*Given task*. Your answer should be a single number: the count of lines that include "Bond".

*Material supplied*.
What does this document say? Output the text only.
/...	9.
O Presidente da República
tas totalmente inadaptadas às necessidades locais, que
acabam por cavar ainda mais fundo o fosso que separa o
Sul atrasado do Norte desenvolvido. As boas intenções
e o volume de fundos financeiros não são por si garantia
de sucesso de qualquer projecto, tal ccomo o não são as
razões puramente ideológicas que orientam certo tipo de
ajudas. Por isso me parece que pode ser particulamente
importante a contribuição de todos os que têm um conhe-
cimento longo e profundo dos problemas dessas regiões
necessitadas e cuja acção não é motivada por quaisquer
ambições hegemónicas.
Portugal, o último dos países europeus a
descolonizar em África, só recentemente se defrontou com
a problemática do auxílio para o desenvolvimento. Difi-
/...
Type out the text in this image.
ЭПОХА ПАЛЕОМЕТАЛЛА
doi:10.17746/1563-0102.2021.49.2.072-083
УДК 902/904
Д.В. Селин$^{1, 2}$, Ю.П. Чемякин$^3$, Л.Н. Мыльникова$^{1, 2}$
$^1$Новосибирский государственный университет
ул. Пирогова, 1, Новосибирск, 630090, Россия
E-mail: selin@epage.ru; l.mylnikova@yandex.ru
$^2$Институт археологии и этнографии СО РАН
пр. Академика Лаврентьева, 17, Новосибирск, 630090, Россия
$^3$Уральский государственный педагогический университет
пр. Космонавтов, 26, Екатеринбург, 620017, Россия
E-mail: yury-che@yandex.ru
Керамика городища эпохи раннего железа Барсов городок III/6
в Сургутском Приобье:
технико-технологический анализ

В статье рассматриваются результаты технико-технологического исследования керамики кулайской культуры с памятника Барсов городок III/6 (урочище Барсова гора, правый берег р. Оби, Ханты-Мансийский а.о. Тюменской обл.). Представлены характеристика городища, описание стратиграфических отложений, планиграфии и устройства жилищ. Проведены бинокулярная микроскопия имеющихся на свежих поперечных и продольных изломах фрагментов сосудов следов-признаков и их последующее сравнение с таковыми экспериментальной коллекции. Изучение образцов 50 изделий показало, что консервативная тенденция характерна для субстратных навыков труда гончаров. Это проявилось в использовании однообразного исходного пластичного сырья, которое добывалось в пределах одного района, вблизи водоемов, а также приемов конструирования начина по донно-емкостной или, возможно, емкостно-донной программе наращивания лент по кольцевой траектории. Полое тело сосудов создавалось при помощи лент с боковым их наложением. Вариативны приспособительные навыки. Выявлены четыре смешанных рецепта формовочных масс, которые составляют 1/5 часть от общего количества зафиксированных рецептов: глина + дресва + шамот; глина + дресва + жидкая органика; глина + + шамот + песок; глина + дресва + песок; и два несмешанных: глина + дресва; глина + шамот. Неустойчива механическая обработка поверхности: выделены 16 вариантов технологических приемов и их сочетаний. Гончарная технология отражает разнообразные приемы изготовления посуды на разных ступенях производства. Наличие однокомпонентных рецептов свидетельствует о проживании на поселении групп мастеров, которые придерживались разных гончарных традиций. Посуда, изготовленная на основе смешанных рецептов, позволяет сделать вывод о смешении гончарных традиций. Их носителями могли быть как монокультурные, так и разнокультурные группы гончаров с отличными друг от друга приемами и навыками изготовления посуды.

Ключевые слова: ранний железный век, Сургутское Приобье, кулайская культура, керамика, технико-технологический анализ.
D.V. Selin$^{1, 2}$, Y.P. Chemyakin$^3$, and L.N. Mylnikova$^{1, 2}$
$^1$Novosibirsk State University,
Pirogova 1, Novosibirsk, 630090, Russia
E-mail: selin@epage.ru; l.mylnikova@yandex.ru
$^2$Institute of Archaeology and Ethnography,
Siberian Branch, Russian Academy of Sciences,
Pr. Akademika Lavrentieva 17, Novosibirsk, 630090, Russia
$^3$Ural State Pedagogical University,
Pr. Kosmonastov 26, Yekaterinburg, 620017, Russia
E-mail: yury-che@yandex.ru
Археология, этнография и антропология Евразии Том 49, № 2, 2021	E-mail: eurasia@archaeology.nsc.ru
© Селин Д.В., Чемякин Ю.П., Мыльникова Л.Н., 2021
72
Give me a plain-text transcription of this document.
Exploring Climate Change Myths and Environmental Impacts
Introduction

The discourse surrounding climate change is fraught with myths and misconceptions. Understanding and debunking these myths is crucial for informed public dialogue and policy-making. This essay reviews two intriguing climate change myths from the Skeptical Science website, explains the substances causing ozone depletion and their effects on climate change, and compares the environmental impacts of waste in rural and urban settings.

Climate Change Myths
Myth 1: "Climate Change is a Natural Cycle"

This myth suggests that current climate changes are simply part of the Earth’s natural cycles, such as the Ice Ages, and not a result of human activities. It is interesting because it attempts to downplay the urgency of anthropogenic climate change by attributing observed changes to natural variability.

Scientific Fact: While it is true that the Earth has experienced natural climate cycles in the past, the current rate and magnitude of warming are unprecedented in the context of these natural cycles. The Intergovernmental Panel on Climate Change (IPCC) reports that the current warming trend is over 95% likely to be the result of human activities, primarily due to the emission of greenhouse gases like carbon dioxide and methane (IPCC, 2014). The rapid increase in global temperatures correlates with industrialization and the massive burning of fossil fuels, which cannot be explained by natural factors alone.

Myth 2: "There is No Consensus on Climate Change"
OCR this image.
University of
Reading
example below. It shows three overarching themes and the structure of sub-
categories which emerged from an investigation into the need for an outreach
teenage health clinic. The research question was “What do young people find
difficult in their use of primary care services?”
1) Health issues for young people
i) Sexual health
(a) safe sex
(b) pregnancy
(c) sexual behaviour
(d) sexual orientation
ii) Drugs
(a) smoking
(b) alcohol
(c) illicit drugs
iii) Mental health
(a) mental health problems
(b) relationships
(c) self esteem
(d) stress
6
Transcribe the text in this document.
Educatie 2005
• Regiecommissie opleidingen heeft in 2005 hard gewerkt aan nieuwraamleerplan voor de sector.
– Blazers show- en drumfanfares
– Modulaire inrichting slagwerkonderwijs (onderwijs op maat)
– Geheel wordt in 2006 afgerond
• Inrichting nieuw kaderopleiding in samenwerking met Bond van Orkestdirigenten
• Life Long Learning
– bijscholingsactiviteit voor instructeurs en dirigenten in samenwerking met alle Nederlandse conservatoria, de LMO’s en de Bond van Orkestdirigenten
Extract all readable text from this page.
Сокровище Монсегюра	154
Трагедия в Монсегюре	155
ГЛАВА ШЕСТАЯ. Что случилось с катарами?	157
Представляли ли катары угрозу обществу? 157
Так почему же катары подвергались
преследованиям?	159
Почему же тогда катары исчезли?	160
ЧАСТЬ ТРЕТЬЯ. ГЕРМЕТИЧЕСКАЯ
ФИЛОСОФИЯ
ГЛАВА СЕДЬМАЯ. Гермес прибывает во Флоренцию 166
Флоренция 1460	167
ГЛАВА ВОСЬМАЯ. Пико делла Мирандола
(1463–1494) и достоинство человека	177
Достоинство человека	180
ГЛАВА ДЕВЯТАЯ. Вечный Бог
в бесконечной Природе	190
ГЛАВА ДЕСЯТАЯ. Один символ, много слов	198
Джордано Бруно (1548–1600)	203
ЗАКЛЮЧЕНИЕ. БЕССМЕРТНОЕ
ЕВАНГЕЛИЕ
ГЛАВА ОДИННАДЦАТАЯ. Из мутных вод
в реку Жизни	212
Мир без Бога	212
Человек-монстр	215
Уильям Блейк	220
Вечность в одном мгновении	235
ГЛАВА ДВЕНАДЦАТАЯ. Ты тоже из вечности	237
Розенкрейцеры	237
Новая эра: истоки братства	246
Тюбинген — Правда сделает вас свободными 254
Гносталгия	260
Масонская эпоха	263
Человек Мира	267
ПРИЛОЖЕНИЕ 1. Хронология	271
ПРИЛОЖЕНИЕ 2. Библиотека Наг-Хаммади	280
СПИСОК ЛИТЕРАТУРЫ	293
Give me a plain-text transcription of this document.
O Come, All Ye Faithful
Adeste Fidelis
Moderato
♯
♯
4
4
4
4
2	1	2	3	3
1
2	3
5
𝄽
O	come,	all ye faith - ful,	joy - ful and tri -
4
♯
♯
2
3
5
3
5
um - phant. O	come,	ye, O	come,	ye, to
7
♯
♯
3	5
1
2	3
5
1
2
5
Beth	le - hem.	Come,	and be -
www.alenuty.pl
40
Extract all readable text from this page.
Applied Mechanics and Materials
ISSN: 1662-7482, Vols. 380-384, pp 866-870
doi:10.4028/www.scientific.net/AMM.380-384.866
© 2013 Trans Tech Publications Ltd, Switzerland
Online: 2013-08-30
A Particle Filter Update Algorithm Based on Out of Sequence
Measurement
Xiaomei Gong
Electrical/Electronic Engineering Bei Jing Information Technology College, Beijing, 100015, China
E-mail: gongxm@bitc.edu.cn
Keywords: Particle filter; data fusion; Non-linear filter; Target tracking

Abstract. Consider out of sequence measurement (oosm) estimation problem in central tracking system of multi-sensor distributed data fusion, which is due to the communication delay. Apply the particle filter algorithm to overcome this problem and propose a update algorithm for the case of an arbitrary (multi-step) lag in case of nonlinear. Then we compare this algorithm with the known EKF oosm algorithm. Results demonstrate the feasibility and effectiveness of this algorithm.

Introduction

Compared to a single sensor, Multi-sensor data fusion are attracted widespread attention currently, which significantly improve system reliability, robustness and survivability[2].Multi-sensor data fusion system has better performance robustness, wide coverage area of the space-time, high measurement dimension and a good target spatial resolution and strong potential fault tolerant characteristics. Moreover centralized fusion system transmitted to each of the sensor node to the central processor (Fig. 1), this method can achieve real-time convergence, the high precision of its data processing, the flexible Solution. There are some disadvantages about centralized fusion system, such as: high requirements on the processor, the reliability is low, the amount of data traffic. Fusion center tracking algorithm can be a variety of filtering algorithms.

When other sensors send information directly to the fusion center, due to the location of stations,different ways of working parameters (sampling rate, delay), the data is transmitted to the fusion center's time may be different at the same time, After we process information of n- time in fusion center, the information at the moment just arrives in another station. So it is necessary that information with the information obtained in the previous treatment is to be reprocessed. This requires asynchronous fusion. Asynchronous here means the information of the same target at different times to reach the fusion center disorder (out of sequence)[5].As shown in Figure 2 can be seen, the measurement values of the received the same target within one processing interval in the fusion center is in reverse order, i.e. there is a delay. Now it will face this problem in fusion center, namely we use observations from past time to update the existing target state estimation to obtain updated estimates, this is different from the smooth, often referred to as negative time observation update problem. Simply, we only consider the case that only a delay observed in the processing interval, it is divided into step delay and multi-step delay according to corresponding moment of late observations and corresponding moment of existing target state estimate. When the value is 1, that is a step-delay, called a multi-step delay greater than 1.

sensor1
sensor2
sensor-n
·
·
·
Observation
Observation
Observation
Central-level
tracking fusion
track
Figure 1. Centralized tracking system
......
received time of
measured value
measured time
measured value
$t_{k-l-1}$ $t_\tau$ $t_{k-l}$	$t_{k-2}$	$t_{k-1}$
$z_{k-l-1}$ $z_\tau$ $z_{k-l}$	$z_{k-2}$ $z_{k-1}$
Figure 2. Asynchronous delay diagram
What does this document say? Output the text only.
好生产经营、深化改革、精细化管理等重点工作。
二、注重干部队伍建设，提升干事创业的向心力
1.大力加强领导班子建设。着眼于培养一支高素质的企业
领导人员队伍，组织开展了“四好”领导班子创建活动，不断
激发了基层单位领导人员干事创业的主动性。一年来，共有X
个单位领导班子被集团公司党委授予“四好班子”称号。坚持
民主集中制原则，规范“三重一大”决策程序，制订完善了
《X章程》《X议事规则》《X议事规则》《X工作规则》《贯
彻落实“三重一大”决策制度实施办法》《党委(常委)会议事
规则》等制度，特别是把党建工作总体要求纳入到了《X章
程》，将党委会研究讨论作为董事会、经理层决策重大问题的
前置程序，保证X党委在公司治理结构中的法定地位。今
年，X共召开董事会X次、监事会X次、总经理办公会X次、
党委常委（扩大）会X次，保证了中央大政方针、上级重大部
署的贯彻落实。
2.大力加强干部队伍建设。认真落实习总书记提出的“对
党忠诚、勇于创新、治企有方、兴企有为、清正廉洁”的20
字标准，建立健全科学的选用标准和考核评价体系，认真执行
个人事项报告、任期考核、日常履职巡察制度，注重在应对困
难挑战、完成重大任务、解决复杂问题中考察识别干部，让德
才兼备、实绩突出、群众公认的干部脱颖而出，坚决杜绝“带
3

*Exercise solution*. 2